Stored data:
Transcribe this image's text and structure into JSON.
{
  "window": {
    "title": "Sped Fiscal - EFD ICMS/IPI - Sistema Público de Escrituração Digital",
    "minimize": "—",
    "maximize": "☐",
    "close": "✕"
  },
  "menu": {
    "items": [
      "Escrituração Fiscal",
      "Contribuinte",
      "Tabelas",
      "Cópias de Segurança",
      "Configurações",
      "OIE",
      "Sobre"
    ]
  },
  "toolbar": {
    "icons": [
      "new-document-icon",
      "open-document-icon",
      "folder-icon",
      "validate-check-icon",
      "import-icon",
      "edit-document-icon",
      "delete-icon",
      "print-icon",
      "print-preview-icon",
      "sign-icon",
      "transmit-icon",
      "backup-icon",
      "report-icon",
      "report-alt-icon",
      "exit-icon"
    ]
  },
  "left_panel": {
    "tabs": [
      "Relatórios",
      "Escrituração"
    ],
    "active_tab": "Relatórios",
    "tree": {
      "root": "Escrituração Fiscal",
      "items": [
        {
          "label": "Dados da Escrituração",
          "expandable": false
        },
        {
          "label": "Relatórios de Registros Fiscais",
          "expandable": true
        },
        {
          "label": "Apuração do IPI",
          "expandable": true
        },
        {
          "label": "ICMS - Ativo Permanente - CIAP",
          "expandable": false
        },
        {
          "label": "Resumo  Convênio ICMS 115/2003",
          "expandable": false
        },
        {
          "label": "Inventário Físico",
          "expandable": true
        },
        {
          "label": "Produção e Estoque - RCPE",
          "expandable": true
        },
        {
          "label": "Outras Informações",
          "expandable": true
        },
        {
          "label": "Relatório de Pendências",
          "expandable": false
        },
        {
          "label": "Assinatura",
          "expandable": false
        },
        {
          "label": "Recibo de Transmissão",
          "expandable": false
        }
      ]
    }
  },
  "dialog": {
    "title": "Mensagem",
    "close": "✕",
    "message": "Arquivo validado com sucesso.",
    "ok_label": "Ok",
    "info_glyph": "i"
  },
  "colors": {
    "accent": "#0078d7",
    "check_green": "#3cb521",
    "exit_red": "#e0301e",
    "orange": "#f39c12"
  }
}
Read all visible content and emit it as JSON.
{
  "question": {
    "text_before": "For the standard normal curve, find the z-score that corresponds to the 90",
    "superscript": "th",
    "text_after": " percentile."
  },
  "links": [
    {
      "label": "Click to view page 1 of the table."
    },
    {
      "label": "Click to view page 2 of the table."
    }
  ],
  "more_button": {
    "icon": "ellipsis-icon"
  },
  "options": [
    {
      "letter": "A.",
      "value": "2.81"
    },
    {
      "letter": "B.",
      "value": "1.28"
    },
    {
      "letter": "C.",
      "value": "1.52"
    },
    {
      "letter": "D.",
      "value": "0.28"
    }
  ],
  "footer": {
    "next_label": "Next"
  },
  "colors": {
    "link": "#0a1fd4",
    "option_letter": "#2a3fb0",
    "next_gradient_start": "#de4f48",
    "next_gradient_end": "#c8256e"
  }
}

WHAT YOU NEED TO DO: Repeat only the stretch of lines that opens with the line containing "Read all visible content and emit it as JSON." and closes with the final line of the entries, both included, exactly as written.

REPLY TO THE TASK:
Read all visible content and emit it as JSON.
{
  "question": {
    "text_before": "For the standard normal curve, find the z-score that corresponds to the 90",
    "superscript": "th",
    "text_after": " percentile."
  },
  "links": [
    {
      "label": "Click to view page 1 of the table."
    },
    {
      "label": "Click to view page 2 of the table."
    }
  ],
  "more_button": {
    "icon": "ellipsis-icon"
  },
  "options": [
    {
      "letter": "A.",
      "value": "2.81"
    },
    {
      "letter": "B.",
      "value": "1.28"
    },
    {
      "letter": "C.",
      "value": "1.52"
    },
    {
      "letter": "D.",
      "value": "0.28"
    }
  ],
  "footer": {
    "next_label": "Next"
  },
  "colors": {
    "link": "#0a1fd4",
    "option_letter": "#2a3fb0",
    "next_gradient_start": "#de4f48",
    "next_gradient_end": "#c8256e"
  }
}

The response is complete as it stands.